* _Task prompt_
From the records, return each line that has the word "området" in it.

* _Information given_
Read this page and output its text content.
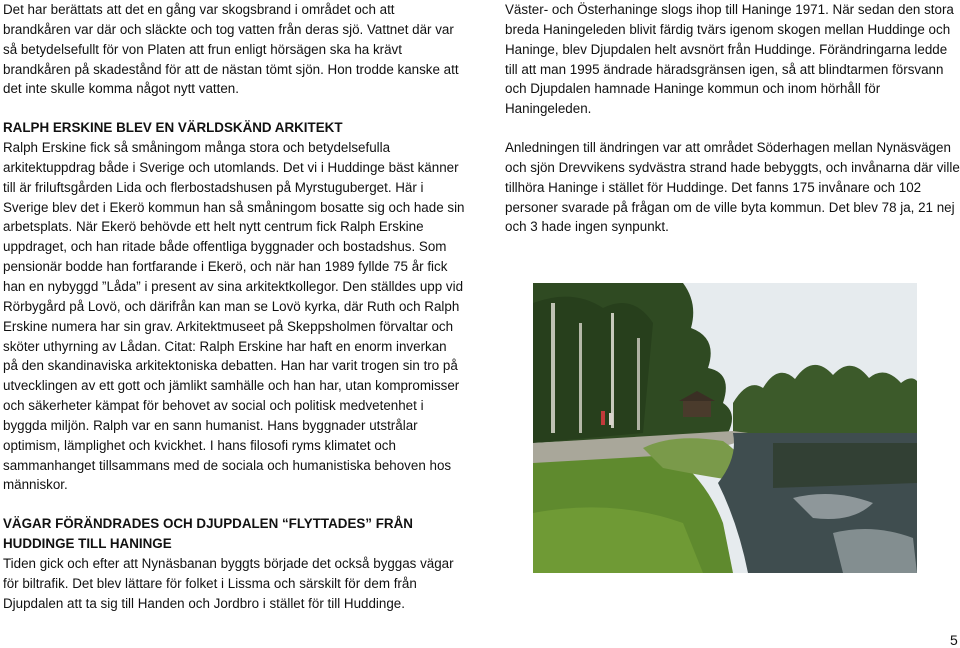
Det har berättats att det en gång var skogsbrand i området och att brandkåren var där och släckte och tog vatten från deras sjö. Vattnet där var så betydelsefullt för von Platen att frun enligt hörsägen ska ha krävt brandkåren på skadestånd för att de nästan tömt sjön. Hon trodde kanske att det inte skulle komma något nytt vatten.

RALPH ERSKINE BLEV EN VÄRLDSKÄND ARKITEKT

Ralph Erskine fick så småningom många stora och betydelsefulla arkitektuppdrag både i Sverige och utomlands. Det vi i Huddinge bäst känner till är friluftsgården Lida och flerbostadshusen på Myrstuguberget. Här i Sverige blev det i Ekerö kommun han så småningom bosatte sig och hade sin arbetsplats. När Ekerö behövde ett helt nytt centrum fick Ralph Erskine uppdraget, och han ritade både offentliga byggnader och bostadshus. Som pensionär bodde han fortfarande i Ekerö, och när han 1989 fyllde 75 år fick han en nybyggd ”Låda” i present av sina arkitektkollegor. Den ställdes upp vid Rörbygård på Lovö, och därifrån kan man se Lovö kyrka, där Ruth och Ralph Erskine numera har sin grav. Arkitektmuseet på Skeppsholmen förvaltar och sköter uthyrning av Lådan. Citat: Ralph Erskine har haft en enorm inverkan på den skandinaviska arkitektoniska debatten. Han har varit trogen sin tro på utvecklingen av ett gott och jämlikt samhälle och han har, utan kompromisser och säkerheter kämpat för behovet av social och politisk medvetenhet i byggda miljön. Ralph var en sann humanist. Hans byggnader utstrålar optimism, lämplighet och kvickhet. I hans filosofi ryms klimatet och sammanhanget tillsammans med de sociala och humanistiska behoven hos människor.

VÄGAR FÖRÄNDRADES OCH DJUPDALEN “FLYTTADES” FRÅN HUDDINGE TILL HANINGE

Tiden gick och efter att Nynäsbanan byggts började det också byggas vägar för biltrafik. Det blev lättare för folket i Lissma och särskilt för dem från Djupdalen att ta sig till Handen och Jordbro i stället för till Huddinge.

Väster- och Österhaninge slogs ihop till Haninge 1971. När sedan den stora breda Haningeleden blivit färdig tvärs igenom skogen mellan Huddinge och Haninge, blev Djupdalen helt avsnört från Huddinge. Förändringarna ledde till att man 1995 ändrade häradsgränsen igen, så att blindtarmen försvann och Djupdalen hamnade Haninge kommun och inom hörhåll för Haningeleden.

Anledningen till ändringen var att området Söderhagen mellan Nynäsvägen och sjön Drevvikens sydvästra strand hade bebyggts, och invånarna där ville tillhöra Haninge i stället för Huddinge. Det fanns 175 invånare och 102 personer svarade på frågan om de ville byta kommun. Det blev 78 ja, 21 nej och 3 hade ingen synpunkt.

5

* _Answer to this task_
Det har berättats att det en gång var skogsbrand i området och att brandkåren var där och släckte och tog vatten från deras sjö. Vattnet där var så betydelsefullt för von Platen att frun enligt hörsägen ska ha krävt brandkåren på skadestånd för att de nästan tömt sjön. Hon trodde kanske att det inte skulle komma något nytt vatten.
Anledningen till ändringen var att området Söderhagen mellan Nynäsvägen och sjön Drevvikens sydvästra strand hade bebyggts, och invånarna där ville tillhöra Haninge i stället för Huddinge. Det fanns 175 invånare och 102 personer svarade på frågan om de ville byta kommun. Det blev 78 ja, 21 nej och 3 hade ingen synpunkt.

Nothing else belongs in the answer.